EXERCISE BRIEF
Within the listing below, locate all lines containing the word "screenshot". Copy each one.

EXTRACTED DATA
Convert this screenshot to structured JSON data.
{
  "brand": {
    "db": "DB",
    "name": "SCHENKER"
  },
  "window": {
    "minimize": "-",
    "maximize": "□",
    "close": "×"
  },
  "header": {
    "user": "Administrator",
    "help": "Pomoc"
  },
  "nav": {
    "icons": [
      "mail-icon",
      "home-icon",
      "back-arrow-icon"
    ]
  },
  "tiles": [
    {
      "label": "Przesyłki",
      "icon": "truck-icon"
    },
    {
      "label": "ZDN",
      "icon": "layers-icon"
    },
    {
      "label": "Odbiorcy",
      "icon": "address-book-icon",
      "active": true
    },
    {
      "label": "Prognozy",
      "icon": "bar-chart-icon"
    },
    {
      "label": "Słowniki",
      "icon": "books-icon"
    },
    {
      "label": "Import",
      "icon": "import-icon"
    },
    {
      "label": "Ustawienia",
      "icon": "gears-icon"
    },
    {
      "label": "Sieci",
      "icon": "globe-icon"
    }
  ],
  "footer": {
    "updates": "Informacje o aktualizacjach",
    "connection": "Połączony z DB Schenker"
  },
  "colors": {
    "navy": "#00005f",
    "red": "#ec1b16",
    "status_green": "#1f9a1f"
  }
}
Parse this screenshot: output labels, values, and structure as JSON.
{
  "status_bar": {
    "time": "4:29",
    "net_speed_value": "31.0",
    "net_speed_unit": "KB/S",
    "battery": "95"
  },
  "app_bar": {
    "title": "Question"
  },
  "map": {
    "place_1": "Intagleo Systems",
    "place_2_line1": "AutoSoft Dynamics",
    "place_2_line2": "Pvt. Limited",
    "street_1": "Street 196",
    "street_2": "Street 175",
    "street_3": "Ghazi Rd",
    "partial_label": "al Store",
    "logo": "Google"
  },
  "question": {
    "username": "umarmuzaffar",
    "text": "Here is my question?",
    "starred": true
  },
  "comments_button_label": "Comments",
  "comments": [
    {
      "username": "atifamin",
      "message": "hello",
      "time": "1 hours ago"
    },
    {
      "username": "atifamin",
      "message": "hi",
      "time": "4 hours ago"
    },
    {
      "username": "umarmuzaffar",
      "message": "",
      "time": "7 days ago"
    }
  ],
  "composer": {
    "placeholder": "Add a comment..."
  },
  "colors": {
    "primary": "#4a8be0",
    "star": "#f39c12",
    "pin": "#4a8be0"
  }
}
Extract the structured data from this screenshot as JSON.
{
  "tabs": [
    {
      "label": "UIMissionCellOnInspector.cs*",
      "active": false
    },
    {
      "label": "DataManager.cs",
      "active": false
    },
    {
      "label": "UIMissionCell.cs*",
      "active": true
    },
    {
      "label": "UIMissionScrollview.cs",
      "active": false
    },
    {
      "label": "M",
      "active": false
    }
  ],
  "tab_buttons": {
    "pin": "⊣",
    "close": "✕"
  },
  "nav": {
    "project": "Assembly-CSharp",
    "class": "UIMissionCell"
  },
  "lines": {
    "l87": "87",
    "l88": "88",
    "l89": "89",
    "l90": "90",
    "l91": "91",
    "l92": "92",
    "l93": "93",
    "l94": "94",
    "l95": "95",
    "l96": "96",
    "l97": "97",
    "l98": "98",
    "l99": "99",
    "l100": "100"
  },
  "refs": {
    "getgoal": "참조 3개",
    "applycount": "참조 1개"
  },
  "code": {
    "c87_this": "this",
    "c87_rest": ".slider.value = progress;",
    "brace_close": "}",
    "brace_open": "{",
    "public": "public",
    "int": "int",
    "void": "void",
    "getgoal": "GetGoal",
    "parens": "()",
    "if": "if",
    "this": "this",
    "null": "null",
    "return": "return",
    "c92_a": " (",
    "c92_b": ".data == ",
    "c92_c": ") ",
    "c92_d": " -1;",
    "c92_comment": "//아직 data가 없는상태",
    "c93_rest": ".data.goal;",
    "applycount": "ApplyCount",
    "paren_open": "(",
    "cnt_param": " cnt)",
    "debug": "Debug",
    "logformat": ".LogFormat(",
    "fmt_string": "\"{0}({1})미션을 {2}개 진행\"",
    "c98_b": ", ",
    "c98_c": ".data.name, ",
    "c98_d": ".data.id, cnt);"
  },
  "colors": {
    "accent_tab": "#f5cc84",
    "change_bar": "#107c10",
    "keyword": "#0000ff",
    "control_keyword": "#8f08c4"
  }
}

RESPONSE TO THIS TASK
Convert this screenshot to structured JSON data.
Parse this screenshot: output labels, values, and structure as JSON.
Extract the structured data from this screenshot as JSON.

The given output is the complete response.